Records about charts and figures
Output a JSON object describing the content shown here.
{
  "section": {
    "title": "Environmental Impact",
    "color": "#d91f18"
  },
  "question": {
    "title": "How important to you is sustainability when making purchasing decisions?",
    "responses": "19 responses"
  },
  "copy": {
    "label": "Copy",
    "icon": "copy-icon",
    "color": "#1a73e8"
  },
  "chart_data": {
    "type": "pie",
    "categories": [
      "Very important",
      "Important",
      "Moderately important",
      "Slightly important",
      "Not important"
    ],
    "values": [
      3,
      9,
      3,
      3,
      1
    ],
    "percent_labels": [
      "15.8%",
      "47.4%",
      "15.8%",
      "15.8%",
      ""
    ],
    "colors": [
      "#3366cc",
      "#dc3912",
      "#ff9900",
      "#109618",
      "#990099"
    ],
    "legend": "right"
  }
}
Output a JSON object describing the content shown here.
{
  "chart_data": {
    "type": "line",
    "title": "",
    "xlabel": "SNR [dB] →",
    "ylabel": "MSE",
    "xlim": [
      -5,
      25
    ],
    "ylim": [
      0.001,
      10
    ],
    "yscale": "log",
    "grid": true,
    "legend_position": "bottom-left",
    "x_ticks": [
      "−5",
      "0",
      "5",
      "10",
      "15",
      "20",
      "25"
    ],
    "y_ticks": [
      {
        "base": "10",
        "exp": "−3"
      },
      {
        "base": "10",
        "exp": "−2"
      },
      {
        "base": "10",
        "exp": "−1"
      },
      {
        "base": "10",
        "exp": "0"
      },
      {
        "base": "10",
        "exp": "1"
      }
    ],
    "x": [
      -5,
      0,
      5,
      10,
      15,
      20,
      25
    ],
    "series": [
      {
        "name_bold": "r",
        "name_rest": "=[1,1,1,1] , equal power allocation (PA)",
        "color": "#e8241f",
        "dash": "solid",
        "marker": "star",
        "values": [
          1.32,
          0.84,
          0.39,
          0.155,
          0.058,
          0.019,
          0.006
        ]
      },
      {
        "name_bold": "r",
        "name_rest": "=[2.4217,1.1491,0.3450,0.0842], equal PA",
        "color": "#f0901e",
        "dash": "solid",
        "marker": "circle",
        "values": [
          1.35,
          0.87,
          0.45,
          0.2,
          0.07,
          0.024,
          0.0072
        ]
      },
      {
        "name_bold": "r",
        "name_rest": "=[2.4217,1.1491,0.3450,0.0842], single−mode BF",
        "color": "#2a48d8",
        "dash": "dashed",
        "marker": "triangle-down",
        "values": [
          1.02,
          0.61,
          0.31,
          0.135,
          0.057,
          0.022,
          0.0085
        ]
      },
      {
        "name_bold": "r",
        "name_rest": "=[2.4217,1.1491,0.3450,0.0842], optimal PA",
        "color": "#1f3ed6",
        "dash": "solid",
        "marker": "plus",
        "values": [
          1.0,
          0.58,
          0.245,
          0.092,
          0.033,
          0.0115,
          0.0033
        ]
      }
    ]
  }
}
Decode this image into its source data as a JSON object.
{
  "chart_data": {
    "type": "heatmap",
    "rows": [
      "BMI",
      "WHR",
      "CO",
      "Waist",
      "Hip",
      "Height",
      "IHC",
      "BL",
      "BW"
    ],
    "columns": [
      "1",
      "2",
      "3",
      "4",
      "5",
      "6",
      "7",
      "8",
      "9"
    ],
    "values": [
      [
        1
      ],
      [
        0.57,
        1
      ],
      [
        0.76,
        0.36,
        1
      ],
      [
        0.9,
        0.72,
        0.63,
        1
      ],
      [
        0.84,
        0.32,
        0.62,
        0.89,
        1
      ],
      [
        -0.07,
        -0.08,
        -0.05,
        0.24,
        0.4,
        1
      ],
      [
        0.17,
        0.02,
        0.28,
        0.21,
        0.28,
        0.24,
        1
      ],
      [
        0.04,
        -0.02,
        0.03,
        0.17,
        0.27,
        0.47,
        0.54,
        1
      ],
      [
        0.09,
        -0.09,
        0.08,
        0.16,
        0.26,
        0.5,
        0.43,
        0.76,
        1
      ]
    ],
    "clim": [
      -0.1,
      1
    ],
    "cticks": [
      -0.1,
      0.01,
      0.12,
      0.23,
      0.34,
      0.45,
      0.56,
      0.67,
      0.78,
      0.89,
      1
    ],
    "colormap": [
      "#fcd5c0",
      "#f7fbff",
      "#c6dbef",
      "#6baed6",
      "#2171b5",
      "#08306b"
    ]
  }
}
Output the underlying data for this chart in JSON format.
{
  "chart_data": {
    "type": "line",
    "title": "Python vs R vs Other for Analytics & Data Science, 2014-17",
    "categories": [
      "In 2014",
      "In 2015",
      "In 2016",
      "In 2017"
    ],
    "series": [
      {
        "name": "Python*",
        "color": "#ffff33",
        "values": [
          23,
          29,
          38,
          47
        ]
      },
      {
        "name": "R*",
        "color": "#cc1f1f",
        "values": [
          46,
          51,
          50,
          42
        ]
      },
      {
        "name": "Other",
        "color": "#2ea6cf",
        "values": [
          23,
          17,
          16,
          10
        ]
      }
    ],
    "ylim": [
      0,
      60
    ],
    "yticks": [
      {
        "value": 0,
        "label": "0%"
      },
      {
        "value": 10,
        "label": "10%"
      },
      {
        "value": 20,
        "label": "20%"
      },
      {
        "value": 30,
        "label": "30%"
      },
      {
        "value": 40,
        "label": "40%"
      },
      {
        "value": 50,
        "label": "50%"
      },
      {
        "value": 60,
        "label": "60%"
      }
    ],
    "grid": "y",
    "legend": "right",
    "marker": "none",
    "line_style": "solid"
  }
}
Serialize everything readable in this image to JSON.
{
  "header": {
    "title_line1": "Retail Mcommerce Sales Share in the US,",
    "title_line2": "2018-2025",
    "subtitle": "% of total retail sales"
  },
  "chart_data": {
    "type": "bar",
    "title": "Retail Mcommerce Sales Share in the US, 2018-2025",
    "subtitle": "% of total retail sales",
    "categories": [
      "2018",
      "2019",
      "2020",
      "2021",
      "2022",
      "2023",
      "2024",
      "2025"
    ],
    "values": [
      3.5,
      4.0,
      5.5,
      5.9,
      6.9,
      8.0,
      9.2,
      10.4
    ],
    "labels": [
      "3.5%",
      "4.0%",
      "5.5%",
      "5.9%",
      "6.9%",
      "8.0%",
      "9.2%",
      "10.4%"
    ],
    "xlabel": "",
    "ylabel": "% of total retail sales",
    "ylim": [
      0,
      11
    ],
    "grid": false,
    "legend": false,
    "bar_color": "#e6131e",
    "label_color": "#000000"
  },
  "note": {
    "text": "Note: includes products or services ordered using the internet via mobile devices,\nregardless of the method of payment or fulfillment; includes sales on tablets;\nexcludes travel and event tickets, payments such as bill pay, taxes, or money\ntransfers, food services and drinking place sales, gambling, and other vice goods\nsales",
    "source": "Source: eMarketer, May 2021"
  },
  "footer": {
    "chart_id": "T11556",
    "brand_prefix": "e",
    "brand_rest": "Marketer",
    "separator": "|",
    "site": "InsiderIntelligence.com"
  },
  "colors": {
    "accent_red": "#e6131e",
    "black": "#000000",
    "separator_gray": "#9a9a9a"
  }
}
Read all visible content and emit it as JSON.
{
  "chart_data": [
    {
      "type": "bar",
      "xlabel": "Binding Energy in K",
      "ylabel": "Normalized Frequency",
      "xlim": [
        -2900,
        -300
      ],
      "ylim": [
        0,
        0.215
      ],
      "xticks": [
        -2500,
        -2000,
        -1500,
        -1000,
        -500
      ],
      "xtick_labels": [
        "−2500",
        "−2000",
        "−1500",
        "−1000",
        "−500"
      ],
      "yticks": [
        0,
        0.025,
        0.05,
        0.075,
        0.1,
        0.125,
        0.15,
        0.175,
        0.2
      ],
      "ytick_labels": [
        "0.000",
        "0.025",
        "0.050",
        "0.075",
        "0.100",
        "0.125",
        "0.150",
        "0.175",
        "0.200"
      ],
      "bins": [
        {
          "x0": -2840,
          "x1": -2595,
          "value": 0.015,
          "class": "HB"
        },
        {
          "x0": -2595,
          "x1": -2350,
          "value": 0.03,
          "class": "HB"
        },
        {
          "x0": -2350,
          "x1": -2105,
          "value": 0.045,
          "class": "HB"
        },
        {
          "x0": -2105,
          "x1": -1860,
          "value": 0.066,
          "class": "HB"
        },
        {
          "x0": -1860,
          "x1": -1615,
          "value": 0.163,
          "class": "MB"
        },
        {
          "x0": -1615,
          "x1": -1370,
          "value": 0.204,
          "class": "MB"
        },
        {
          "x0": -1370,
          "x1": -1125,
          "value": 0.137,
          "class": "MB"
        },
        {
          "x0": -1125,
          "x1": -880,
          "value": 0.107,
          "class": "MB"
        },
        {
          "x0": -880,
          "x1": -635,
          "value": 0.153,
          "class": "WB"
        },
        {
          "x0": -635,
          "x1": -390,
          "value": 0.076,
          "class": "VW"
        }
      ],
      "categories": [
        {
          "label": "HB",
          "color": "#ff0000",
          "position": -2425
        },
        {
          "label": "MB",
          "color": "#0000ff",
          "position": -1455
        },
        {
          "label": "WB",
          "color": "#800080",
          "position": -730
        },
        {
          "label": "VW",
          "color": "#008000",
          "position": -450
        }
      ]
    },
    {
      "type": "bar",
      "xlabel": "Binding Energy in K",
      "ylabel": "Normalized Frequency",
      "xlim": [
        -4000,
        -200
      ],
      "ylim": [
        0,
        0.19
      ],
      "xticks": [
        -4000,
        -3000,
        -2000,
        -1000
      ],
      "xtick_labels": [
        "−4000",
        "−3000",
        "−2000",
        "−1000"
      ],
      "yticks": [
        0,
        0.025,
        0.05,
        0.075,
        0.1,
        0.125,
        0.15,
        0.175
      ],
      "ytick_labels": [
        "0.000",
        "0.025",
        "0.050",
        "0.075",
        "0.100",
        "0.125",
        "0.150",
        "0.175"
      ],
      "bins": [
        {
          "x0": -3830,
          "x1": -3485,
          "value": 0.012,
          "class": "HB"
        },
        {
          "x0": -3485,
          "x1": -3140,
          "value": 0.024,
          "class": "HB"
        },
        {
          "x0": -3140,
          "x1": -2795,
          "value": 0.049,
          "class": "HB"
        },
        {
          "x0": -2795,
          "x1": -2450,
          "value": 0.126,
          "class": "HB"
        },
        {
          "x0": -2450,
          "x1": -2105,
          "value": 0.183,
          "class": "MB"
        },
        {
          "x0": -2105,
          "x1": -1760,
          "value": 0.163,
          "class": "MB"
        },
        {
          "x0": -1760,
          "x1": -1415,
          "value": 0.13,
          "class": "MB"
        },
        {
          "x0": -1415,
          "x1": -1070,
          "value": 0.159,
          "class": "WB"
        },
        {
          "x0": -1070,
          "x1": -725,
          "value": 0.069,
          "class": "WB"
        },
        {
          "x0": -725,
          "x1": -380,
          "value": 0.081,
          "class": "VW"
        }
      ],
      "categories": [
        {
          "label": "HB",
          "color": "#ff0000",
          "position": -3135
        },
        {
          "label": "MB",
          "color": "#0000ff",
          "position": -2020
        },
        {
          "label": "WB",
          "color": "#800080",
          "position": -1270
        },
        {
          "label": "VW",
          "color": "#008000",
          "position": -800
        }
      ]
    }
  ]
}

### Exercise description
In the records above, locate each line with the word "xlabel". Copy all such lines.

### Reply
    "xlabel": "SNR [dB] →",
    "xlabel": "",
      "xlabel": "Binding Energy in K",
      "xlabel": "Binding Energy in K",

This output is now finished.